▸ **Input data**

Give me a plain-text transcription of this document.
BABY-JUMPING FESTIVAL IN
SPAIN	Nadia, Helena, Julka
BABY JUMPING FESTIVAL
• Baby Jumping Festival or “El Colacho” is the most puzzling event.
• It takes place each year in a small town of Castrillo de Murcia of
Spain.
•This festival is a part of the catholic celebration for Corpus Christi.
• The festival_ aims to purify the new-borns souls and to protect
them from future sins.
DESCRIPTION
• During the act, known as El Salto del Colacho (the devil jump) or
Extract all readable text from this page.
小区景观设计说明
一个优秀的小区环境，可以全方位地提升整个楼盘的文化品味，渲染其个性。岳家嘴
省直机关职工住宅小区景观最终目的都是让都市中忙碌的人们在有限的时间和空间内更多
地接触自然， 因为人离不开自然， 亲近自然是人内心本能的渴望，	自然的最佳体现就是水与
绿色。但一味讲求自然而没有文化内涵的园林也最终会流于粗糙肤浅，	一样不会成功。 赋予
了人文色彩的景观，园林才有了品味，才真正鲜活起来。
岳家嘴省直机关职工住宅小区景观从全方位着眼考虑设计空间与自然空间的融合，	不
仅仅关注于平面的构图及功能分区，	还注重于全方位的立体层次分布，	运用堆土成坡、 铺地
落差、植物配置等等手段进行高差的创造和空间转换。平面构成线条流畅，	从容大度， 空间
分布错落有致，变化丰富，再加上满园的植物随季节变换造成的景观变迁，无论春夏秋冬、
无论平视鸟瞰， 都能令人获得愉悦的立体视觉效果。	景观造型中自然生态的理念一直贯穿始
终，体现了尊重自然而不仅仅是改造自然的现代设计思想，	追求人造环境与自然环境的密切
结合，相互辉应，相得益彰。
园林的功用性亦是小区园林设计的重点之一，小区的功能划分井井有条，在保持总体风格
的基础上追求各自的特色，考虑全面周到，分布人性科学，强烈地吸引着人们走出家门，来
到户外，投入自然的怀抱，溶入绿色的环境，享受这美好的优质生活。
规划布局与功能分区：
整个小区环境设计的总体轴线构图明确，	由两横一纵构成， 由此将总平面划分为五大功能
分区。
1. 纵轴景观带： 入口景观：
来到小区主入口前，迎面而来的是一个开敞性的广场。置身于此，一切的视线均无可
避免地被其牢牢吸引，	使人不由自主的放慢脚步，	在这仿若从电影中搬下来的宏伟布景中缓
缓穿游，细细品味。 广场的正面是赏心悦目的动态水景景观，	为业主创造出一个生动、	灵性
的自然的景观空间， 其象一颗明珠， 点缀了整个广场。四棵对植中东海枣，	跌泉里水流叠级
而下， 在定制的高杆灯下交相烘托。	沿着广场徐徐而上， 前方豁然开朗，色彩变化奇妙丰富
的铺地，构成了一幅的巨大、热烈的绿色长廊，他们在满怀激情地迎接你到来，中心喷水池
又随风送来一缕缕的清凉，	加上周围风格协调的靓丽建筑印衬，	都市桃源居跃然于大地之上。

▸ **Exercise details**
Count the lines of the material that include the word "text", then state only the total.

▸ **Result of this exercise**
2